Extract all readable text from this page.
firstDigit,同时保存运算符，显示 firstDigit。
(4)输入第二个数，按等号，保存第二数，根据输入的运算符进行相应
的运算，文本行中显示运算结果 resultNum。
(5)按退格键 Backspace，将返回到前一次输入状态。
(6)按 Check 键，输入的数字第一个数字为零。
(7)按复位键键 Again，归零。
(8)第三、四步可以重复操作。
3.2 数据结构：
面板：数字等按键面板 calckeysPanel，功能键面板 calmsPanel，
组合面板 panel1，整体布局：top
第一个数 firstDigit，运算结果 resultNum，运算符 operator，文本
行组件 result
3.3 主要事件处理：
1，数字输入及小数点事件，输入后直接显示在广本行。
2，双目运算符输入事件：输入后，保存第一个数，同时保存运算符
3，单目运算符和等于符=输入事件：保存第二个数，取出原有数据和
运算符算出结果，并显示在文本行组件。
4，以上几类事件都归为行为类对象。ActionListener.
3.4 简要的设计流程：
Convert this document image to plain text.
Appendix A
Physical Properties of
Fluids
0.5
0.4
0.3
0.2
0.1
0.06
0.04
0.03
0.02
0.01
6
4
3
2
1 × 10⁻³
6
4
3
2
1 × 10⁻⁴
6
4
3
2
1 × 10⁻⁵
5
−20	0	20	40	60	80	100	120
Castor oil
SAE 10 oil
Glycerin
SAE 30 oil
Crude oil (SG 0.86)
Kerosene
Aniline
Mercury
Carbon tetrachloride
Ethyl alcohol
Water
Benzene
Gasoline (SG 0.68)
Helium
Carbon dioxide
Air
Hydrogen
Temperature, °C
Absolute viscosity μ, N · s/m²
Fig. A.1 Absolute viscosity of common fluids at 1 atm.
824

···

**Given request:** Everything from the line that contains "Convert this document image to plain text." through the end of the records must be duplicated exactly, and nothing outside that range.

**Response below:**
Convert this document image to plain text.
Appendix A
Physical Properties of
Fluids
0.5
0.4
0.3
0.2
0.1
0.06
0.04
0.03
0.02
0.01
6
4
3
2
1 × 10⁻³
6
4
3
2
1 × 10⁻⁴
6
4
3
2
1 × 10⁻⁵
5
−20	0	20	40	60	80	100	120
Castor oil
SAE 10 oil
Glycerin
SAE 30 oil
Crude oil (SG 0.86)
Kerosene
Aniline
Mercury
Carbon tetrachloride
Ethyl alcohol
Water
Benzene
Gasoline (SG 0.68)
Helium
Carbon dioxide
Air
Hydrogen
Temperature, °C
Absolute viscosity μ, N · s/m²
Fig. A.1 Absolute viscosity of common fluids at 1 atm.
824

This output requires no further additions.